» Problem requirements
Pull every line containing "stock" out of the material below.

» Raw data
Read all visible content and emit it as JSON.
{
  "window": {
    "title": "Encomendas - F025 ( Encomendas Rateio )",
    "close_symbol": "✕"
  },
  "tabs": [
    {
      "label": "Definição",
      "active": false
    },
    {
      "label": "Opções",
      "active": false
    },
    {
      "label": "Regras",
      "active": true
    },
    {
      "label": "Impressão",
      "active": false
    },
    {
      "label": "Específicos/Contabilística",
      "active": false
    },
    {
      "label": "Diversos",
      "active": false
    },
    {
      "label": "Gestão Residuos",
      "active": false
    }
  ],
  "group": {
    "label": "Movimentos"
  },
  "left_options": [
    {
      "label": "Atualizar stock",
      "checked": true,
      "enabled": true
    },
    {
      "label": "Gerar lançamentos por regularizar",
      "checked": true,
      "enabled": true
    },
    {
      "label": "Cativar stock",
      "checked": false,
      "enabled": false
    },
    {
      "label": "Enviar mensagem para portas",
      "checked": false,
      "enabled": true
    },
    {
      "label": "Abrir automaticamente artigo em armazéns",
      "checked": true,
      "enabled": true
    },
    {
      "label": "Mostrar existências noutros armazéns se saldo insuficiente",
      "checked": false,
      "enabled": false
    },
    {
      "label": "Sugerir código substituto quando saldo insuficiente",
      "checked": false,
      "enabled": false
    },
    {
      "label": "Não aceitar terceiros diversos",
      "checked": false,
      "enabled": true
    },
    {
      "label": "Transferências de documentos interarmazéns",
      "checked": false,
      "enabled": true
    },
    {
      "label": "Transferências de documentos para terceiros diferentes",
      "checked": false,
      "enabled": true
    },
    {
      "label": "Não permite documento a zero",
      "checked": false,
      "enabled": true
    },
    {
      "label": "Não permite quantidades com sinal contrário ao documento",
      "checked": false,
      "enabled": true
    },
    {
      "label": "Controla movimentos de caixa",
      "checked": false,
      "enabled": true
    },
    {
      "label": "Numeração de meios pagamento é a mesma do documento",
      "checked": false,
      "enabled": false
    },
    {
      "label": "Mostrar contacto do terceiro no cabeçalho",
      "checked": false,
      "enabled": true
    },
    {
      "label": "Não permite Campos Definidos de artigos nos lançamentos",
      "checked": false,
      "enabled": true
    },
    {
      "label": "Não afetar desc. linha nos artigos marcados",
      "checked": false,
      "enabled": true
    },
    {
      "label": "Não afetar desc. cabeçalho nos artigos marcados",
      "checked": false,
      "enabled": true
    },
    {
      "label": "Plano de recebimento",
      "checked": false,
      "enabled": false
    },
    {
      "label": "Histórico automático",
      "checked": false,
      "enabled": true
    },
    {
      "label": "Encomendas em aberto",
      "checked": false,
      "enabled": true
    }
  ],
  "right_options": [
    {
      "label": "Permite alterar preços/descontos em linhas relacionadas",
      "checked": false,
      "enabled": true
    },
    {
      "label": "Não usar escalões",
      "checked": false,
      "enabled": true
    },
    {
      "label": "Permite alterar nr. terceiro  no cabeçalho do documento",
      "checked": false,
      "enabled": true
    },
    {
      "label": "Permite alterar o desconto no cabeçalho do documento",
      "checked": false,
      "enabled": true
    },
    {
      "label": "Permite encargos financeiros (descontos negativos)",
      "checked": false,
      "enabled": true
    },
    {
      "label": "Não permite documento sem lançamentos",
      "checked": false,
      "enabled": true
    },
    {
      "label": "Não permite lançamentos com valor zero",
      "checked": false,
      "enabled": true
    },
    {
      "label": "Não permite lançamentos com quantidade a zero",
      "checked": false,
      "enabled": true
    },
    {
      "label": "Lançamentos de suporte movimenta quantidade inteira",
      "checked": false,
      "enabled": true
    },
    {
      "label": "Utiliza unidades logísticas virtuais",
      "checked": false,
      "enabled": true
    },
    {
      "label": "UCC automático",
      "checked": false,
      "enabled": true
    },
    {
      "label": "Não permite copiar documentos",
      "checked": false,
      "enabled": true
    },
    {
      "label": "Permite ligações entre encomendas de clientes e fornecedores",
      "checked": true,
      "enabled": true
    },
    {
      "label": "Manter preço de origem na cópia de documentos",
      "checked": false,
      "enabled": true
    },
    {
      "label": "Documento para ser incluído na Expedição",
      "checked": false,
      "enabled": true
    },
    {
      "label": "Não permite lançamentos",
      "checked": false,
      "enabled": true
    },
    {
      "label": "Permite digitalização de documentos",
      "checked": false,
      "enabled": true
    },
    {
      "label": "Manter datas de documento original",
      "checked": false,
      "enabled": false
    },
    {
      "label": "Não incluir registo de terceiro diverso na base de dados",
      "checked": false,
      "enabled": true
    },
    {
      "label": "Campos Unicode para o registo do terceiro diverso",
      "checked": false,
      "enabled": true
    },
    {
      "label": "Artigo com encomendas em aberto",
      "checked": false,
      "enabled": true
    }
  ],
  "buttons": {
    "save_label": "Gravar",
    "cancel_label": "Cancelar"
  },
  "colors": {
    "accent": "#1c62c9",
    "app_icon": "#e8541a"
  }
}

» Right answer
      "label": "Atualizar stock",
      "label": "Cativar stock",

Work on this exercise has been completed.